#### Page excerpt
"""

= Directors Guild of Japan New Directors Award =

Japanese award

The Directors Guild of Japan New Directors Award (日本映画監督協会新人賞, Nihon Eiga Kantoku Kyōkai Shinjinshō) is given annually by the Directors Guild of Japan to a new director of a film released that year who is considered the most "suitable" for the award. The winner is selected by a committee formed of DGJ members. All formats—feature film, documentary, television, video, etc.—are eligible for consideration. In some years when there was no apparent winner, the Guild only issued a "citation" (奨励賞 (shōreishō)) or did not give out the award. Multiple awards have been given in other years. With a long history, many of Japan's major postwar directors have received the award, including Nagisa Ōshima, Susumu Hani, Yoshimitsu Morita, Masayuki Suo, Takeshi Kitano, and Shunji Iwai.

"""

#### Extracted entries
"""

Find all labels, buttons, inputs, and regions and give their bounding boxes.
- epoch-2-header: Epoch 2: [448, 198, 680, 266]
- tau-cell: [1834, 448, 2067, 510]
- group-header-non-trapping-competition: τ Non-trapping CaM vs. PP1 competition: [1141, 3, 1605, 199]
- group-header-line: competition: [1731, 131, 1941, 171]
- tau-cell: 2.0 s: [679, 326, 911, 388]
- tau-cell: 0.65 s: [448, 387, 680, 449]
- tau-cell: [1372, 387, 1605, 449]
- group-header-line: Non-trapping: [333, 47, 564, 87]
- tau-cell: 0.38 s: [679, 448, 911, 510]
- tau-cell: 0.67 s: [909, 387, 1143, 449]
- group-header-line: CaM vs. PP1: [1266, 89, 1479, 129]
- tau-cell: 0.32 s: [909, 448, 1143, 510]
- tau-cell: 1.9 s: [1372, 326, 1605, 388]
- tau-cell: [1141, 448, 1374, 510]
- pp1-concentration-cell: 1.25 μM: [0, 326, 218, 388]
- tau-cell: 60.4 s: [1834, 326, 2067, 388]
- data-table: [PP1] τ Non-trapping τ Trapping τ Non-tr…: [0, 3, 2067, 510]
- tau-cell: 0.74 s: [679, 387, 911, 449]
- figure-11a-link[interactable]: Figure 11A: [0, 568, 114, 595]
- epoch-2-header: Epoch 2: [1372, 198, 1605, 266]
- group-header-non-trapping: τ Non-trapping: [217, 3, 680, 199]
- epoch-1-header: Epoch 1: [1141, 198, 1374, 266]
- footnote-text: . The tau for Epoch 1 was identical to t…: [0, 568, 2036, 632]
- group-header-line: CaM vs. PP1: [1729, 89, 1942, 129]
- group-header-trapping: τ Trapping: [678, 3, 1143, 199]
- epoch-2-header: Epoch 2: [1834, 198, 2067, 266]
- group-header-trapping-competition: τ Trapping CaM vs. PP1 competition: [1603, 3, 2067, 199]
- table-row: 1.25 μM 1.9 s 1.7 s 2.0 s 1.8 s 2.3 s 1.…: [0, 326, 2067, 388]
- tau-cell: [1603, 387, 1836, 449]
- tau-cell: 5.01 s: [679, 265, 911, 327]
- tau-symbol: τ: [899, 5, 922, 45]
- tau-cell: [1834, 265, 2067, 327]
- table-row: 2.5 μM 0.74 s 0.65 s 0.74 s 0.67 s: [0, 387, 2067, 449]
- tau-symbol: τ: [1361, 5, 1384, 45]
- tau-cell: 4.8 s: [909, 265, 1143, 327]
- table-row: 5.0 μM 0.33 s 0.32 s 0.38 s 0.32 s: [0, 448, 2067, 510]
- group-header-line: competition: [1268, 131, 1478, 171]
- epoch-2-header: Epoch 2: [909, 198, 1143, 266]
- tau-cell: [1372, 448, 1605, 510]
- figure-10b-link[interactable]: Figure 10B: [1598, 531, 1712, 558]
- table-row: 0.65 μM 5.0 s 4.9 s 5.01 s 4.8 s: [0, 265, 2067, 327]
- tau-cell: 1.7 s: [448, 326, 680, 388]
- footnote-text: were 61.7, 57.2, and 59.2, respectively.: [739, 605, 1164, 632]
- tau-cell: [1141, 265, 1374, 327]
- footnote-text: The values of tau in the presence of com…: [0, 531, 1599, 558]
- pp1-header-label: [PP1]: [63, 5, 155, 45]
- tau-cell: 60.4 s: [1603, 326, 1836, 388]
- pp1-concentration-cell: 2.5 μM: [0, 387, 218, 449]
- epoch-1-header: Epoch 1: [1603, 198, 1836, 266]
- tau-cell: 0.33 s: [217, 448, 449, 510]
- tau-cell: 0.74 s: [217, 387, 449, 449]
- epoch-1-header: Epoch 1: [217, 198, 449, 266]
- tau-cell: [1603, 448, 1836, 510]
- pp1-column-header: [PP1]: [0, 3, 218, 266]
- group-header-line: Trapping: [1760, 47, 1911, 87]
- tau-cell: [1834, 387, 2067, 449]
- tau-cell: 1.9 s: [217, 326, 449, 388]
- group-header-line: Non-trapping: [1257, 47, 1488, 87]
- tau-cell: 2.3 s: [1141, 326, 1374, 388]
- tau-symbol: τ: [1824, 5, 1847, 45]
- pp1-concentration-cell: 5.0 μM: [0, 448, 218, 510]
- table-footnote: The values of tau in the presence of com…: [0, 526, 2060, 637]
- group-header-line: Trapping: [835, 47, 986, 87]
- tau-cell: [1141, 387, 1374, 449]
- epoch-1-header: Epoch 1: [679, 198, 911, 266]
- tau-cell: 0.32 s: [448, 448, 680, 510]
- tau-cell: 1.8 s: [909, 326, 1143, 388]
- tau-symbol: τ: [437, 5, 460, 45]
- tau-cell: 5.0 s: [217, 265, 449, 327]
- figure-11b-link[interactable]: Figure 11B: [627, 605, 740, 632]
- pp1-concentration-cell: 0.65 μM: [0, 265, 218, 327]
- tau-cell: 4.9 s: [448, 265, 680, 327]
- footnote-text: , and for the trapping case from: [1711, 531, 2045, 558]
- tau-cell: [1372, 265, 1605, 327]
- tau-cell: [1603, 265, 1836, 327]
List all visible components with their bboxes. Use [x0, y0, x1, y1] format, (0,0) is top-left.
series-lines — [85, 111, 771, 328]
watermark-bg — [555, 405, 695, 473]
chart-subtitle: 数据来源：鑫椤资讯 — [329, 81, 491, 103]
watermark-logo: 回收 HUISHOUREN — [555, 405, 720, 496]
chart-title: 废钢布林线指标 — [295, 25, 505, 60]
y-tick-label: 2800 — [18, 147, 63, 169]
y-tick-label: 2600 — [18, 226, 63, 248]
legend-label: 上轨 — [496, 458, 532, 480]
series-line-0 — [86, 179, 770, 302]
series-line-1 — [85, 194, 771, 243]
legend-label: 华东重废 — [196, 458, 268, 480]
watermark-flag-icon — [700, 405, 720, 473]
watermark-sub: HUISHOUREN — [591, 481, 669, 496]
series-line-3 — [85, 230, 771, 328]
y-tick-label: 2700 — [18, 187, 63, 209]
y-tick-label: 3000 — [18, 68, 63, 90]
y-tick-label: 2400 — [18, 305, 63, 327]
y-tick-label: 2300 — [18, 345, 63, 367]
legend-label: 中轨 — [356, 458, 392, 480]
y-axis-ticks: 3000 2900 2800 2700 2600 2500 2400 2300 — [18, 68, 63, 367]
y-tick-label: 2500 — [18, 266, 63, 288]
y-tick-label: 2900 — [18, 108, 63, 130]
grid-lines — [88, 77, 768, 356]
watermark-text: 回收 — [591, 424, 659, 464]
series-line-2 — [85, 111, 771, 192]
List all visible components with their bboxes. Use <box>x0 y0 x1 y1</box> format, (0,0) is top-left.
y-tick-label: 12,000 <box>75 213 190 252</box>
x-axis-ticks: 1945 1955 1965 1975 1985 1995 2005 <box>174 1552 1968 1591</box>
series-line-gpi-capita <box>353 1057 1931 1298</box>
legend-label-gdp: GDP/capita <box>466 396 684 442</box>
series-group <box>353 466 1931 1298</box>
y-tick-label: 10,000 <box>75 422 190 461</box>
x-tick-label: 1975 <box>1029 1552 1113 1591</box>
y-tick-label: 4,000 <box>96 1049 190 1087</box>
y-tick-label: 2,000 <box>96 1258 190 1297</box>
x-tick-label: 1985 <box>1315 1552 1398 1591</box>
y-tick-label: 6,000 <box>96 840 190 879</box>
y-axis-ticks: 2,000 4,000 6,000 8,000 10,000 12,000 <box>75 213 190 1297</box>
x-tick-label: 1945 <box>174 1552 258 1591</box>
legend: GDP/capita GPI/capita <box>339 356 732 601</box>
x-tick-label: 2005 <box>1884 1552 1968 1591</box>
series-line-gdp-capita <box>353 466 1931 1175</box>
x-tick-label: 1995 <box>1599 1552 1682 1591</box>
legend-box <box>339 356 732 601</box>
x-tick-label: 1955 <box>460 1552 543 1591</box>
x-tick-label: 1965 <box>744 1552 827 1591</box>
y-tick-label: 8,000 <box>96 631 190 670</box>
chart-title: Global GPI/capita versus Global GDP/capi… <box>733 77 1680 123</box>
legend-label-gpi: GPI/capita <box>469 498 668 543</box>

"""

#### What you need to do
Using the page on the Directors Guild of Japan New Directors Award, decide whether each statement below agrees with it. For each one, answer yes or no and quote the exact words from the page that settle it.
1. Only feature films can be considered for the award.
2. A committee of Guild members picks the winner.
3. The award has been given out every single year.

#### Result of the task
1. No: "All formats—feature film, documentary, television, video, etc.—are eligible for consideration."
2. Yes: "The winner is selected by a committee formed of DGJ members."
3. No: "In some years when there was no apparent winner, the Guild only issued a "citation" (奨励賞 (shōreishō)) or did not give out the award."